▶ [Exercise description]: Reproduce the entries in full, with no changes.

Figure collection entries
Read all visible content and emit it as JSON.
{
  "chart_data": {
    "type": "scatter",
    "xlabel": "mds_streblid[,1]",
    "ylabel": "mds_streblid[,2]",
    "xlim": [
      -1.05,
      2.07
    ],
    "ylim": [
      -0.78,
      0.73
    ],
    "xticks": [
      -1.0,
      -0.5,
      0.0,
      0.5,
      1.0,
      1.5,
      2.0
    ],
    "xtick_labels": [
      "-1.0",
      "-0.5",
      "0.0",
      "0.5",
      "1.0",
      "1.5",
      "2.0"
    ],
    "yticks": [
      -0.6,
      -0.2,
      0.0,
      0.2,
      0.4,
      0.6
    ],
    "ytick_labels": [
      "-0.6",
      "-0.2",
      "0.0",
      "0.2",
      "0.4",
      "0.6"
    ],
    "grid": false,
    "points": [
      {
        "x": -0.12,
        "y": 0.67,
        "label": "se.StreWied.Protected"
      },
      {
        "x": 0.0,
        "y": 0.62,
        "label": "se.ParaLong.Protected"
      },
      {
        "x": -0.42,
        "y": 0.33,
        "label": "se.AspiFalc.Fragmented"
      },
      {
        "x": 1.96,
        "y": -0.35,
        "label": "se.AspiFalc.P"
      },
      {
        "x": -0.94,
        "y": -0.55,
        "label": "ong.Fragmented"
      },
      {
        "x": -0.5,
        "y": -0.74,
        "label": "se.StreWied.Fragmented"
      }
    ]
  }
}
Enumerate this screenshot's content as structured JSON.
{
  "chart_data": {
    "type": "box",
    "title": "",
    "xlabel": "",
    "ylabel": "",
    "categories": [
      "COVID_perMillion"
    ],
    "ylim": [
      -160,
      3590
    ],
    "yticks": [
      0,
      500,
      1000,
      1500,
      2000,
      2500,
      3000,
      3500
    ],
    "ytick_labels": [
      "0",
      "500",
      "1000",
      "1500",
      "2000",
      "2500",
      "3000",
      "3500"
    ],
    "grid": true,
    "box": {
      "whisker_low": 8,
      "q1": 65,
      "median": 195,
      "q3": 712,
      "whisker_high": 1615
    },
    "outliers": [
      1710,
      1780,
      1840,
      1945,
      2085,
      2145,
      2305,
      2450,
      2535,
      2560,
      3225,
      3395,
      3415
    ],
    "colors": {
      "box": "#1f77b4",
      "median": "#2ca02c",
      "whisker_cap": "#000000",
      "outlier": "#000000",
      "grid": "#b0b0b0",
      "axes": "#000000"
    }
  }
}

▶ [Task solution]:
Read all visible content and emit it as JSON.
{
  "chart_data": {
    "type": "scatter",
    "xlabel": "mds_streblid[,1]",
    "ylabel": "mds_streblid[,2]",
    "xlim": [
      -1.05,
      2.07
    ],
    "ylim": [
      -0.78,
      0.73
    ],
    "xticks": [
      -1.0,
      -0.5,
      0.0,
      0.5,
      1.0,
      1.5,
      2.0
    ],
    "xtick_labels": [
      "-1.0",
      "-0.5",
      "0.0",
      "0.5",
      "1.0",
      "1.5",
      "2.0"
    ],
    "yticks": [
      -0.6,
      -0.2,
      0.0,
      0.2,
      0.4,
      0.6
    ],
    "ytick_labels": [
      "-0.6",
      "-0.2",
      "0.0",
      "0.2",
      "0.4",
      "0.6"
    ],
    "grid": false,
    "points": [
      {
        "x": -0.12,
        "y": 0.67,
        "label": "se.StreWied.Protected"
      },
      {
        "x": 0.0,
        "y": 0.62,
        "label": "se.ParaLong.Protected"
      },
      {
        "x": -0.42,
        "y": 0.33,
        "label": "se.AspiFalc.Fragmented"
      },
      {
        "x": 1.96,
        "y": -0.35,
        "label": "se.AspiFalc.P"
      },
      {
        "x": -0.94,
        "y": -0.55,
        "label": "ong.Fragmented"
      },
      {
        "x": -0.5,
        "y": -0.74,
        "label": "se.StreWied.Fragmented"
      }
    ]
  }
}
Enumerate this screenshot's content as structured JSON.
{
  "chart_data": {
    "type": "box",
    "title": "",
    "xlabel": "",
    "ylabel": "",
    "categories": [
      "COVID_perMillion"
    ],
    "ylim": [
      -160,
      3590
    ],
    "yticks": [
      0,
      500,
      1000,
      1500,
      2000,
      2500,
      3000,
      3500
    ],
    "ytick_labels": [
      "0",
      "500",
      "1000",
      "1500",
      "2000",
      "2500",
      "3000",
      "3500"
    ],
    "grid": true,
    "box": {
      "whisker_low": 8,
      "q1": 65,
      "median": 195,
      "q3": 712,
      "whisker_high": 1615
    },
    "outliers": [
      1710,
      1780,
      1840,
      1945,
      2085,
      2145,
      2305,
      2450,
      2535,
      2560,
      3225,
      3395,
      3415
    ],
    "colors": {
      "box": "#1f77b4",
      "median": "#2ca02c",
      "whisker_cap": "#000000",
      "outlier": "#000000",
      "grid": "#b0b0b0",
      "axes": "#000000"
    }
  }
}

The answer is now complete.